(Saved data entries)
-- Begin --
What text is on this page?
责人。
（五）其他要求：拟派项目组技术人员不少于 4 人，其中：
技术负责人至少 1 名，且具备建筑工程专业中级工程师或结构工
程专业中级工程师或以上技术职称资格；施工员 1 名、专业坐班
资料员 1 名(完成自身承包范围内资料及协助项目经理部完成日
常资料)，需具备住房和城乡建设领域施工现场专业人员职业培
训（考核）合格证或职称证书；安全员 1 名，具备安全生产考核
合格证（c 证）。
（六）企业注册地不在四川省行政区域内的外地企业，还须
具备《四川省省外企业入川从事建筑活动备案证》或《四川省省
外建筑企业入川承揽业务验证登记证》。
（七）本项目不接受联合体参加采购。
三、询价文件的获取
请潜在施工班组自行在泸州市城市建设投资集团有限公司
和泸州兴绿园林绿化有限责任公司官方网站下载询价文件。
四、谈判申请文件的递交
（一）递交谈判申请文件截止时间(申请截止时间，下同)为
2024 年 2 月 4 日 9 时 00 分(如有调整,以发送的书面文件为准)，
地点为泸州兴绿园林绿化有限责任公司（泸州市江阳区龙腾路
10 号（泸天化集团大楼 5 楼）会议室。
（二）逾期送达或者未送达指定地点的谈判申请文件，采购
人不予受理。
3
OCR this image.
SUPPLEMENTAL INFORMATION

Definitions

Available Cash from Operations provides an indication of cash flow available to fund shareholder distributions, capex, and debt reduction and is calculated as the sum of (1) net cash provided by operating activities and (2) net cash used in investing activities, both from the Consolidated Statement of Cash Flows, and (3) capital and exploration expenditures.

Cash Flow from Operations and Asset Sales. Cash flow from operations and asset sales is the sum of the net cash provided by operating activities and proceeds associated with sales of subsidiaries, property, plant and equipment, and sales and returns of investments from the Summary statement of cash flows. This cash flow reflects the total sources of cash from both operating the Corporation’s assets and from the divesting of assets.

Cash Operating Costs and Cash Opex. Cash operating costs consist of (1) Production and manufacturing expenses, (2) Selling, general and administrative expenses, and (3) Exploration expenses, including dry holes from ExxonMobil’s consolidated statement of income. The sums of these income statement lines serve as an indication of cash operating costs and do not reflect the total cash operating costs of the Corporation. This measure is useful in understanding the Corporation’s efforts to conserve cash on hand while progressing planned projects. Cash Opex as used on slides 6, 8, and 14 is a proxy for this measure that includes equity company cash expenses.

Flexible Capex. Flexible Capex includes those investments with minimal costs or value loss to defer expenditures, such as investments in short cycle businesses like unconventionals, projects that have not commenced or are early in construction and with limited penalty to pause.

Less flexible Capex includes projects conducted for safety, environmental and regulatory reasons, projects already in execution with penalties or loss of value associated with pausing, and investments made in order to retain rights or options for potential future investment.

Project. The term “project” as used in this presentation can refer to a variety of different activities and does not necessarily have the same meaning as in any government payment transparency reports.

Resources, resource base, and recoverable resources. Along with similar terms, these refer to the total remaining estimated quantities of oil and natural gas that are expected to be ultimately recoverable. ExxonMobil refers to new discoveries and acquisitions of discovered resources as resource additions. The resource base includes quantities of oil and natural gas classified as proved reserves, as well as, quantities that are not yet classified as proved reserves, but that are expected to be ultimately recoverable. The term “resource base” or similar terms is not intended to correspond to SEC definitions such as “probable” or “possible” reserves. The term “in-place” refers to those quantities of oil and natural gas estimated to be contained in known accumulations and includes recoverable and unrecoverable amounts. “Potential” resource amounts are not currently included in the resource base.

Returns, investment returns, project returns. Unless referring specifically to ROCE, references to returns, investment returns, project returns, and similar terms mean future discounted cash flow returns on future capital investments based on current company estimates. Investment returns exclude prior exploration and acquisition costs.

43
-- End --
__THE REQUEST__.
Of the lines in the material, how many contain the word "returns"? Reply with the number and nothing else.

__IN RESPONSE__.
2